[Stored data]
^^^^^^^^

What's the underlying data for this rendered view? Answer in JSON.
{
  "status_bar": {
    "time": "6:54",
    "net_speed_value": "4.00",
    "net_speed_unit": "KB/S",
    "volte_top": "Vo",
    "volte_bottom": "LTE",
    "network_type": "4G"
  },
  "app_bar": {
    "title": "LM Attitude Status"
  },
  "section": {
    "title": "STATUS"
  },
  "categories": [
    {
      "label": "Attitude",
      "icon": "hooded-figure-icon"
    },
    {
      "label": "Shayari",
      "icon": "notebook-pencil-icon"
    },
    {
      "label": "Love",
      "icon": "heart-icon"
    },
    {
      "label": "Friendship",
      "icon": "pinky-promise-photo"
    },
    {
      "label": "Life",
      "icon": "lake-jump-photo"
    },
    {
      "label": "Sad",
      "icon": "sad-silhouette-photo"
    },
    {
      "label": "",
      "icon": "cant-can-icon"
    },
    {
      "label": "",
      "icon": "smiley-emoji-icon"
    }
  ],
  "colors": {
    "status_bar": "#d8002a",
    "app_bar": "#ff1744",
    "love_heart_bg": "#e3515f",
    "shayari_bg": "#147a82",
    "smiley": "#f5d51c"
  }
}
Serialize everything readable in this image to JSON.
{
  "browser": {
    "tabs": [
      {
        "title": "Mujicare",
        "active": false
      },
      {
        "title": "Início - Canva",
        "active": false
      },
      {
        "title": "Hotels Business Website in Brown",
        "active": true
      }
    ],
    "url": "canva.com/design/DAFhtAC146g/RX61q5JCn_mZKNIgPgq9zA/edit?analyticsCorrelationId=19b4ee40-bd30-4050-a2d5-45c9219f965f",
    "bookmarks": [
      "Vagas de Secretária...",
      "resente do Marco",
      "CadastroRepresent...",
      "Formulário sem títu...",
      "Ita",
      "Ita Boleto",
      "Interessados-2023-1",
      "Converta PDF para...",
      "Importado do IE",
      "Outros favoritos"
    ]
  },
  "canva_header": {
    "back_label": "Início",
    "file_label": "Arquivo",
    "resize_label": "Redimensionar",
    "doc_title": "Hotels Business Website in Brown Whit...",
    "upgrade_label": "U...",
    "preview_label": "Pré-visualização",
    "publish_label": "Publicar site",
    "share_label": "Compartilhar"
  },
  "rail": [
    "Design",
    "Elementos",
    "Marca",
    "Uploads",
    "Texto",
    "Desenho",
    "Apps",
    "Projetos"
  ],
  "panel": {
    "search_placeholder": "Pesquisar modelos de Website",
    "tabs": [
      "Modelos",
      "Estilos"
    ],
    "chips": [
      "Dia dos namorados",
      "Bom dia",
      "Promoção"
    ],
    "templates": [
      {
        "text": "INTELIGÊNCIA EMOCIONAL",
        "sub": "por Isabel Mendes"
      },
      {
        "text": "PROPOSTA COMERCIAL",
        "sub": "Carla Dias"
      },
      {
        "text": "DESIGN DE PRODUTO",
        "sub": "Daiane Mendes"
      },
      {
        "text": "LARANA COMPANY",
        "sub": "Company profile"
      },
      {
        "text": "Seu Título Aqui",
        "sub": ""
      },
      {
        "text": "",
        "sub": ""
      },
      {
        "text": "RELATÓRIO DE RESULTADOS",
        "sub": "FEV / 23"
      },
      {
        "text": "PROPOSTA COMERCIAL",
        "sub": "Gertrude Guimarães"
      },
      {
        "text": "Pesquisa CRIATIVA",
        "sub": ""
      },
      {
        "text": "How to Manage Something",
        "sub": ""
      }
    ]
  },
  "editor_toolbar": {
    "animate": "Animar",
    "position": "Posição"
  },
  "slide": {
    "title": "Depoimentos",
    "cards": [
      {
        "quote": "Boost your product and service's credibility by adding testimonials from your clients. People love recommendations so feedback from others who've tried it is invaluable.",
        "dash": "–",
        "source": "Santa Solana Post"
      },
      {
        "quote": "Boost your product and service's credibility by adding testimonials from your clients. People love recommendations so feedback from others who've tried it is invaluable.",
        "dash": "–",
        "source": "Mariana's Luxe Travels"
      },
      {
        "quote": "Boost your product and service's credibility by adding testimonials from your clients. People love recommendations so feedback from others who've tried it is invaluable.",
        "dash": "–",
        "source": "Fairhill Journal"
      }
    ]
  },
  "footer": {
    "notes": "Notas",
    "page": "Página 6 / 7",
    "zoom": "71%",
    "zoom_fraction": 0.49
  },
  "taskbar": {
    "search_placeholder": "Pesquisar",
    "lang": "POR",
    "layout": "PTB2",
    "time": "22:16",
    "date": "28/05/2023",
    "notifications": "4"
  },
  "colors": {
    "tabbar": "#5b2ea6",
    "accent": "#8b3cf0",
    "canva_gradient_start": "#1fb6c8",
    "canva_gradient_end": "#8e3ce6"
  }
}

^^^^^^^^

▸ GIVEN EXERCISE
Look for "Hotels" and pull out every line that has it.

▸ THE ANSWER
        "title": "Hotels Business Website in Brown",
    "doc_title": "Hotels Business Website in Brown Whit...",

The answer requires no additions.